Aim - Reproduce every line of the entries below word for word, leaving out the pictures.

[Visual layout records]
** START **
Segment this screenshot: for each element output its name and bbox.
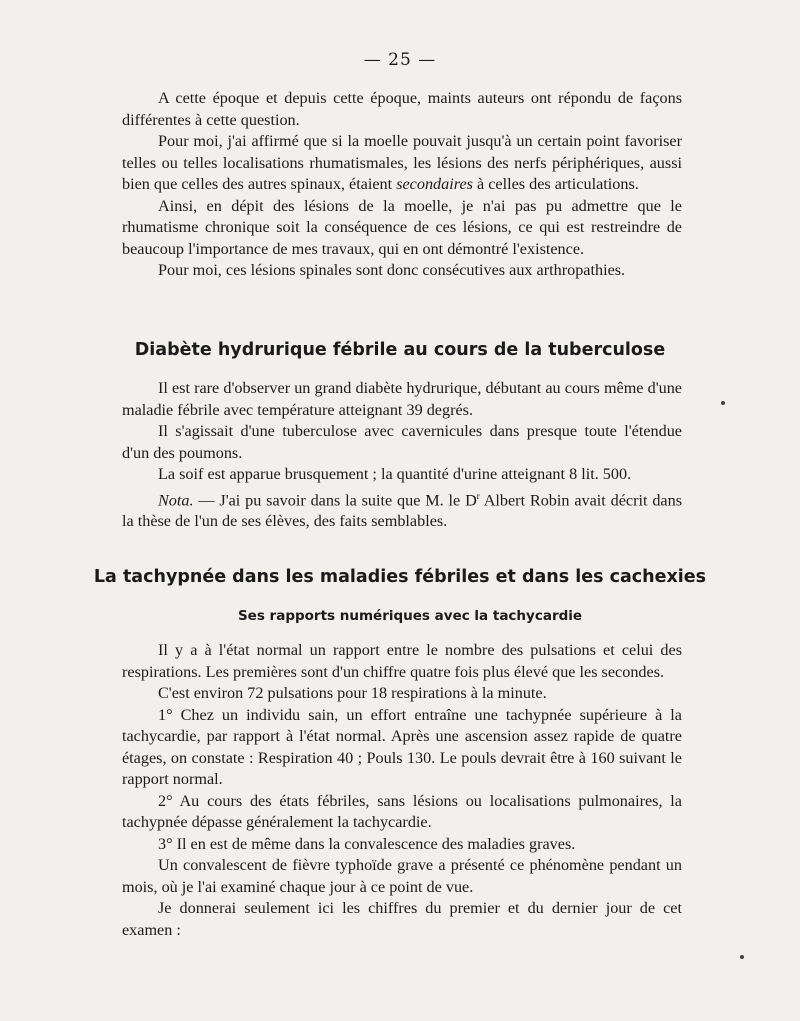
- superscript: r: [476, 490, 480, 501]
- ink-speck: [740, 955, 744, 959]
- paragraph: Je donnerai seulement ici les chiffres du premier et du dernier jour de cet examen :: [122, 899, 682, 939]
- paragraph: 3° Il en est de même dans la convalescence des maladies graves.: [158, 834, 576, 853]
- paragraph: Il y a à l'état normal un rapport entre le nombre des pulsations et celui des respirations. Les premières sont d'un chiffre quatre fois plus élevé que les secondes.: [122, 641, 682, 681]
- section-heading-diabete: Diabète hydrurique fébrile au cours de la tuberculose: [134, 340, 666, 360]
- nota-label: Nota.: [158, 490, 194, 509]
- paragraph: [122, 486, 682, 533]
- paragraph: [122, 131, 682, 196]
- paragraph: La soif est apparue brusquement ; la quantité d'urine atteignant 8 lit. 500.: [158, 465, 632, 483]
- paragraph: A cette époque et depuis cette époque, maints auteurs ont répondu de façons différentes à cette question.: [122, 89, 682, 129]
- section-diabete: [122, 378, 682, 533]
- paragraph-text: — J'ai pu savoir dans la suite que M. le D: [193, 490, 477, 509]
- paragraph-text: Albert Robin avait décrit dans la thèse de l'un de ses élèves, des faits semblables.: [122, 490, 682, 531]
- page-number: — 25 —: [363, 50, 437, 70]
- paragraph: C'est environ 72 pulsations pour 18 respirations à la minute.: [158, 684, 547, 702]
- paragraph-text: à celles des articulations.: [472, 175, 639, 193]
- emphasis-text: secondaires: [396, 175, 473, 193]
- paragraph: Il s'agissait d'une tuberculose avec cavernicules dans presque toute l'étendue d'un des poumons.: [122, 422, 682, 462]
- paragraph: Pour moi, ces lésions spinales sont donc consécutives aux arthropathies.: [158, 261, 626, 279]
- subheading-tachycardie: Ses rapports numériques avec la tachycardie: [237, 608, 583, 624]
- paragraph: 2° Au cours des états fébriles, sans lésions ou localisations pulmonaires, la tachypnée dépasse généralement la tachycardie.: [122, 791, 682, 831]
- paragraph: 1° Chez un individu sain, un effort entraîne une tachypnée supérieure à la tachycardie, par rapport à l'état normal. Après une ascension assez rapide de quatre étages, on constate : Respiration 40 ; Pouls 130. Le pouls devrait être à 160 suivant le rapport normal.: [122, 705, 682, 788]
- paragraph: Un convalescent de fièvre typhoïde grave a présenté ce phénomène pendant un mois, où je l'ai examiné chaque jour à ce point de vue.: [122, 856, 682, 896]
- paragraph: Il est rare d'observer un grand diabète hydrurique, débutant au cours même d'une maladie fébrile avec température atteignant 39 degrés.: [122, 379, 682, 419]
- section-heading-tachypnee: La tachypnée dans les maladies fébriles et dans les cachexies: [93, 567, 707, 587]
- paragraph-text: Pour moi, j'ai affirmé que si la moelle pouvait jusqu'à un certain point favoriser telles ou telles localisations rhumatismales, les lésions des nerfs périphériques, aussi bien que celles des autres spinaux, étaient: [122, 132, 682, 193]
- paragraph: Ainsi, en dépit des lésions de la moelle, je n'ai pas pu admettre que le rhumatisme chronique soit la conséquence de ces lésions, ce qui est restreindre de beaucoup l'importance de mes travaux, qui en ont démontré l'existence.: [122, 196, 682, 258]
- section-tachypnee: [122, 640, 682, 941]
- ink-speck: [721, 401, 725, 405]
- section-rhumatisme: [122, 88, 682, 282]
** END **
Result -
Segment this screenshot: for each element output its name and bbox.
- superscript: r: [476, 490, 480, 501]
- ink-speck: [740, 955, 744, 959]
- paragraph: Je donnerai seulement ici les chiffres du premier et du dernier jour de cet examen :: [122, 899, 682, 939]
- paragraph: 3° Il en est de même dans la convalescence des maladies graves.: [158, 834, 576, 853]
- paragraph: Il y a à l'état normal un rapport entre le nombre des pulsations et celui des respirations. Les premières sont d'un chiffre quatre fois plus élevé que les secondes.: [122, 641, 682, 681]
- section-heading-diabete: Diabète hydrurique fébrile au cours de la tuberculose: [134, 340, 666, 360]
- nota-label: Nota.: [158, 490, 194, 509]
- paragraph: [122, 486, 682, 533]
- paragraph: [122, 131, 682, 196]
- paragraph: La soif est apparue brusquement ; la quantité d'urine atteignant 8 lit. 500.: [158, 465, 632, 483]
- paragraph: A cette époque et depuis cette époque, maints auteurs ont répondu de façons différentes à cette question.: [122, 89, 682, 129]
- section-diabete: [122, 378, 682, 533]
- paragraph-text: — J'ai pu savoir dans la suite que M. le D: [193, 490, 477, 509]
- paragraph-text: Albert Robin avait décrit dans la thèse de l'un de ses élèves, des faits semblables.: [122, 490, 682, 531]
- page-number: — 25 —: [363, 50, 437, 70]
- paragraph: C'est environ 72 pulsations pour 18 respirations à la minute.: [158, 684, 547, 702]
- paragraph-text: à celles des articulations.: [472, 175, 639, 193]
- emphasis-text: secondaires: [396, 175, 473, 193]
- paragraph: Il s'agissait d'une tuberculose avec cavernicules dans presque toute l'étendue d'un des poumons.: [122, 422, 682, 462]
- paragraph: Pour moi, ces lésions spinales sont donc consécutives aux arthropathies.: [158, 261, 626, 279]
- subheading-tachycardie: Ses rapports numériques avec la tachycardie: [237, 608, 583, 624]
- paragraph: 2° Au cours des états fébriles, sans lésions ou localisations pulmonaires, la tachypnée dépasse généralement la tachycardie.: [122, 791, 682, 831]
- paragraph: 1° Chez un individu sain, un effort entraîne une tachypnée supérieure à la tachycardie, par rapport à l'état normal. Après une ascension assez rapide de quatre étages, on constate : Respiration 40 ; Pouls 130. Le pouls devrait être à 160 suivant le rapport normal.: [122, 705, 682, 788]
- paragraph: Un convalescent de fièvre typhoïde grave a présenté ce phénomène pendant un mois, où je l'ai examiné chaque jour à ce point de vue.: [122, 856, 682, 896]
- paragraph: Il est rare d'observer un grand diabète hydrurique, débutant au cours même d'une maladie fébrile avec température atteignant 39 degrés.: [122, 379, 682, 419]
- section-heading-tachypnee: La tachypnée dans les maladies fébriles et dans les cachexies: [93, 567, 707, 587]
- paragraph-text: Pour moi, j'ai affirmé que si la moelle pouvait jusqu'à un certain point favoriser telles ou telles localisations rhumatismales, les lésions des nerfs périphériques, aussi bien que celles des autres spinaux, étaient: [122, 132, 682, 193]
- paragraph: Ainsi, en dépit des lésions de la moelle, je n'ai pas pu admettre que le rhumatisme chronique soit la conséquence de ces lésions, ce qui est restreindre de beaucoup l'importance de mes travaux, qui en ont démontré l'existence.: [122, 196, 682, 258]
- section-tachypnee: [122, 640, 682, 941]
- ink-speck: [721, 401, 725, 405]
- section-rhumatisme: [122, 88, 682, 282]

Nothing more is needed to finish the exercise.